» WRITTEN INSTRUCTION:
In the data, extract each line that holds the string "अहमद".

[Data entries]

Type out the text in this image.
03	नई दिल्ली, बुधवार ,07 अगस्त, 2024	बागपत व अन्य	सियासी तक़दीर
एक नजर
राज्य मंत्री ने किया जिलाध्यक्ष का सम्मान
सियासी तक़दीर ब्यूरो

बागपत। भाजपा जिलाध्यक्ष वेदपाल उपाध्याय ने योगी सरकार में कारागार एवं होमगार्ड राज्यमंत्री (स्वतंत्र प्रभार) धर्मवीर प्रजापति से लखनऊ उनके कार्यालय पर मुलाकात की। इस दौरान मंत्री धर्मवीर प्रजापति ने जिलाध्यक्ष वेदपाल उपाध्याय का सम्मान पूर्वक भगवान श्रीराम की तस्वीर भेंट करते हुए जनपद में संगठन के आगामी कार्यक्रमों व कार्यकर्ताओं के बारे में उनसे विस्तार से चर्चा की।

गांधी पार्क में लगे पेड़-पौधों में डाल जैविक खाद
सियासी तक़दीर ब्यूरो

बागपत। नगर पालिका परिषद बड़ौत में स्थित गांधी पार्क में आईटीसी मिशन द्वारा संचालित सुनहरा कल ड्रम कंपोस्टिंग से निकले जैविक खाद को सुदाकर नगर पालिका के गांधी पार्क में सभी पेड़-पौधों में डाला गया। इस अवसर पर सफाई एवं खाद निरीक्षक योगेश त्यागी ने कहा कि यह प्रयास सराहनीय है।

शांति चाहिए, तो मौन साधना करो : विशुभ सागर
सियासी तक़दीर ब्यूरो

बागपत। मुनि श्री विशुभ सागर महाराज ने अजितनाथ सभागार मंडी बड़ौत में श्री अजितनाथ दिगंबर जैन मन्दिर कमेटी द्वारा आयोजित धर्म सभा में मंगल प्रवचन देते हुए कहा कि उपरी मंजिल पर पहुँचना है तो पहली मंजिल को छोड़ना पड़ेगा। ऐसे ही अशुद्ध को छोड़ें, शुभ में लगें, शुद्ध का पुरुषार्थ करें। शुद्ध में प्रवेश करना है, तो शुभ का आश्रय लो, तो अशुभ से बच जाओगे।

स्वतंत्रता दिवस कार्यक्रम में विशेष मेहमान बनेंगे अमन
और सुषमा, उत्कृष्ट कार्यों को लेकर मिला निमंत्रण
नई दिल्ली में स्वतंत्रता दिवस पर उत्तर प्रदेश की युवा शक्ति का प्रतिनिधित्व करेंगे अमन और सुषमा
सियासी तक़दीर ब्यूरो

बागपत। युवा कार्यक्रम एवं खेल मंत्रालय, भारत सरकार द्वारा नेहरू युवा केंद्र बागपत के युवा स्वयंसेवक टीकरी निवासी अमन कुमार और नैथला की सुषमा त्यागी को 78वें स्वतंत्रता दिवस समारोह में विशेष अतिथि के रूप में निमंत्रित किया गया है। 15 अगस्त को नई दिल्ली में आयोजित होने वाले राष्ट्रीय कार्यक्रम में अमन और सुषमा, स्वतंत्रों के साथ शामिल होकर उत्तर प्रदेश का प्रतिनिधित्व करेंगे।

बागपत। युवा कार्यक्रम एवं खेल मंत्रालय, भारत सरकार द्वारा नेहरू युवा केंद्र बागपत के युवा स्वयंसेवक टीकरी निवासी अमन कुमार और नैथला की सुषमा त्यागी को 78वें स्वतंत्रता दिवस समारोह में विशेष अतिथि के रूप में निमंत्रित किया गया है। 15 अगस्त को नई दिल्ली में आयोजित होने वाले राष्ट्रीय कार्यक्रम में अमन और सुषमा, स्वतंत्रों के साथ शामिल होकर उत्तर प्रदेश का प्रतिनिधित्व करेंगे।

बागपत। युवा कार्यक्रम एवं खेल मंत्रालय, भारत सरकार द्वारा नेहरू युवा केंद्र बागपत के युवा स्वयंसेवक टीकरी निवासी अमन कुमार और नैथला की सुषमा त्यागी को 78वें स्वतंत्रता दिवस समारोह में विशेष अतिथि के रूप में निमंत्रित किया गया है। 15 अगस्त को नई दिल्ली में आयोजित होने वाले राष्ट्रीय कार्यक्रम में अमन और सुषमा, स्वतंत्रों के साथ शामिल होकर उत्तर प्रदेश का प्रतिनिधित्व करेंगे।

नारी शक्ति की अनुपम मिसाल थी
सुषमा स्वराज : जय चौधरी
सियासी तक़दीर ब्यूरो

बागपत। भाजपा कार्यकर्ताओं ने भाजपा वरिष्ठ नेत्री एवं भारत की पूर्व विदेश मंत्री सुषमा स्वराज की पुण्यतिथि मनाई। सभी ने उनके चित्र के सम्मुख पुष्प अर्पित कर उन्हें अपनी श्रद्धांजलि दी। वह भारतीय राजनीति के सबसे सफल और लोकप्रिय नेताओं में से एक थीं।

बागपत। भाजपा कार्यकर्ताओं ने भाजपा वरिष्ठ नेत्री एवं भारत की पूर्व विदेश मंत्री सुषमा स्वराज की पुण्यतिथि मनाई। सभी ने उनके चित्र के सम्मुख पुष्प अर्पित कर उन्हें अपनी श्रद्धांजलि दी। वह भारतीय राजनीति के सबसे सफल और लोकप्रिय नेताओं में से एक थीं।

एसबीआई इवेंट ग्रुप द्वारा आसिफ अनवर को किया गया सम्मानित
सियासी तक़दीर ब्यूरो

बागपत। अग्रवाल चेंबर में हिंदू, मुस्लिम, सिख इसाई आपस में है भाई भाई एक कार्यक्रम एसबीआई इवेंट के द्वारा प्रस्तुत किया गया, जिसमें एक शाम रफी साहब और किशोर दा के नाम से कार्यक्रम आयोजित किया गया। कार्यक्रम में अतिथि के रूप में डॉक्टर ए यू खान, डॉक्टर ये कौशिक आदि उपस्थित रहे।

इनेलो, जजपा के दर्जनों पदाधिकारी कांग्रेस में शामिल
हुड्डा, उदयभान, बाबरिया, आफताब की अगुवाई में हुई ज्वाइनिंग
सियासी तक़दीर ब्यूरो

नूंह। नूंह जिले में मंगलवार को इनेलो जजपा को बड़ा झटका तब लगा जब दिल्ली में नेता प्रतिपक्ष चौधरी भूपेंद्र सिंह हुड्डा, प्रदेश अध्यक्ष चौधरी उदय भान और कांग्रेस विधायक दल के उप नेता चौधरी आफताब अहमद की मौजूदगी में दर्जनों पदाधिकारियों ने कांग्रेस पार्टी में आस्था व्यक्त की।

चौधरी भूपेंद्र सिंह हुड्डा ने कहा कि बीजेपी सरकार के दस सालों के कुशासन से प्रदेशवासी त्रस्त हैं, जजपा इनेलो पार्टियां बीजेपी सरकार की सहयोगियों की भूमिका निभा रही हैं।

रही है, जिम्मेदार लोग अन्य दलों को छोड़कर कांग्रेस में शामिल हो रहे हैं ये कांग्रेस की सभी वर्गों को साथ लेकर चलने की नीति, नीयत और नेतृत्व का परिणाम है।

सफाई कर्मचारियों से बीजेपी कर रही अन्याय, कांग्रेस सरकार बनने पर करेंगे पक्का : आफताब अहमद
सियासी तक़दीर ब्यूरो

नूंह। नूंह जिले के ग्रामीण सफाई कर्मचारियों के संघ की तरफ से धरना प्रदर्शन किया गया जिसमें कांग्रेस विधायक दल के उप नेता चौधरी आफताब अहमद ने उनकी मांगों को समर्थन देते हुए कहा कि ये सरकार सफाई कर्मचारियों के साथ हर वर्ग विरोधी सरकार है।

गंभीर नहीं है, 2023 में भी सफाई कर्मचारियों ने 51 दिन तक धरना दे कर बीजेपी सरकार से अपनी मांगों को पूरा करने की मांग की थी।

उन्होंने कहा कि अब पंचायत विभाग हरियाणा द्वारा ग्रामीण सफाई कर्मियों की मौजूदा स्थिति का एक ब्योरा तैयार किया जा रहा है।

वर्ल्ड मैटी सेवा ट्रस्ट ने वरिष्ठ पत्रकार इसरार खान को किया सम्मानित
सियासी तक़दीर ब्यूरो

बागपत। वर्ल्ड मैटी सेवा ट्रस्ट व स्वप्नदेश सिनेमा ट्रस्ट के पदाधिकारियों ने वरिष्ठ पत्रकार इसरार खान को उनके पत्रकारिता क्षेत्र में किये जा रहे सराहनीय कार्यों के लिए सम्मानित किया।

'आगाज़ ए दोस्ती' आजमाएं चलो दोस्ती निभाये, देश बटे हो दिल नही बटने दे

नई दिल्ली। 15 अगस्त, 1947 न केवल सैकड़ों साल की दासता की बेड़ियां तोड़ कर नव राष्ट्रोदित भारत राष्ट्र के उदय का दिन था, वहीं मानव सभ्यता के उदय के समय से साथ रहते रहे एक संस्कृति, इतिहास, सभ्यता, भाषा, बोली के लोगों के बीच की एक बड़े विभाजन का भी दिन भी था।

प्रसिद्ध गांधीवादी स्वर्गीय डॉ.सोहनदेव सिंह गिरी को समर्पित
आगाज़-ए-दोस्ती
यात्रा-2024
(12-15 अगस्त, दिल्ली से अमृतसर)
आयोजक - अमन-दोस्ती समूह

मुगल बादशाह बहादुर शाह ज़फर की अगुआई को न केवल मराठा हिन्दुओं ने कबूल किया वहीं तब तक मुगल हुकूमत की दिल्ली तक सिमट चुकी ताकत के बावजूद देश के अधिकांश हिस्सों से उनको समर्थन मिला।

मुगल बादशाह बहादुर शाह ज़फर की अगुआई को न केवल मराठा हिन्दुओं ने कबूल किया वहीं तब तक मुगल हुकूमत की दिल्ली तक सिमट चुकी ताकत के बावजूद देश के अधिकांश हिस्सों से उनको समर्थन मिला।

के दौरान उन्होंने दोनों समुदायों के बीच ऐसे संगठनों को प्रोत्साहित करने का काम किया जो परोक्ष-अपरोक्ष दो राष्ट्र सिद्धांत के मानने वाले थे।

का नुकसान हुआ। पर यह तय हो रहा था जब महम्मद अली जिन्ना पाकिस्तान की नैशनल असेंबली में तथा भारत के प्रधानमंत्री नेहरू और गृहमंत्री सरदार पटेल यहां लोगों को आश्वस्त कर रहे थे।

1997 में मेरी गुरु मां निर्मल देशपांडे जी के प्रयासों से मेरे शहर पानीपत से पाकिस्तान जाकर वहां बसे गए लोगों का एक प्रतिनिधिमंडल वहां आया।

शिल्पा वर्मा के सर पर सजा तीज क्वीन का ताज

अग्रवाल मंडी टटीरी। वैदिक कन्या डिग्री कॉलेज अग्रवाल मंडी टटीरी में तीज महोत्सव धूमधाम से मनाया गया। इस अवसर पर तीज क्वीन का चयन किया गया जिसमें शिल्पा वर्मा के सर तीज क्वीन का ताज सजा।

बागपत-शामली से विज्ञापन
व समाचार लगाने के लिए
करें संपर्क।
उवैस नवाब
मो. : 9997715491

» RESULT FOR THIS TASK:
नूंह। नूंह जिले में मंगलवार को इनेलो जजपा को बड़ा झटका तब लगा जब दिल्ली में नेता प्रतिपक्ष चौधरी भूपेंद्र सिंह हुड्डा, प्रदेश अध्यक्ष चौधरी उदय भान और कांग्रेस विधायक दल के उप नेता चौधरी आफताब अहमद की मौजूदगी में दर्जनों पदाधिकारियों ने कांग्रेस पार्टी में आस्था व्यक्त की।
सफाई कर्मचारियों से बीजेपी कर रही अन्याय, कांग्रेस सरकार बनने पर करेंगे पक्का : आफताब अहमद
नूंह। नूंह जिले के ग्रामीण सफाई कर्मचारियों के संघ की तरफ से धरना प्रदर्शन किया गया जिसमें कांग्रेस विधायक दल के उप नेता चौधरी आफताब अहमद ने उनकी मांगों को समर्थन देते हुए कहा कि ये सरकार सफाई कर्मचारियों के साथ हर वर्ग विरोधी सरकार है।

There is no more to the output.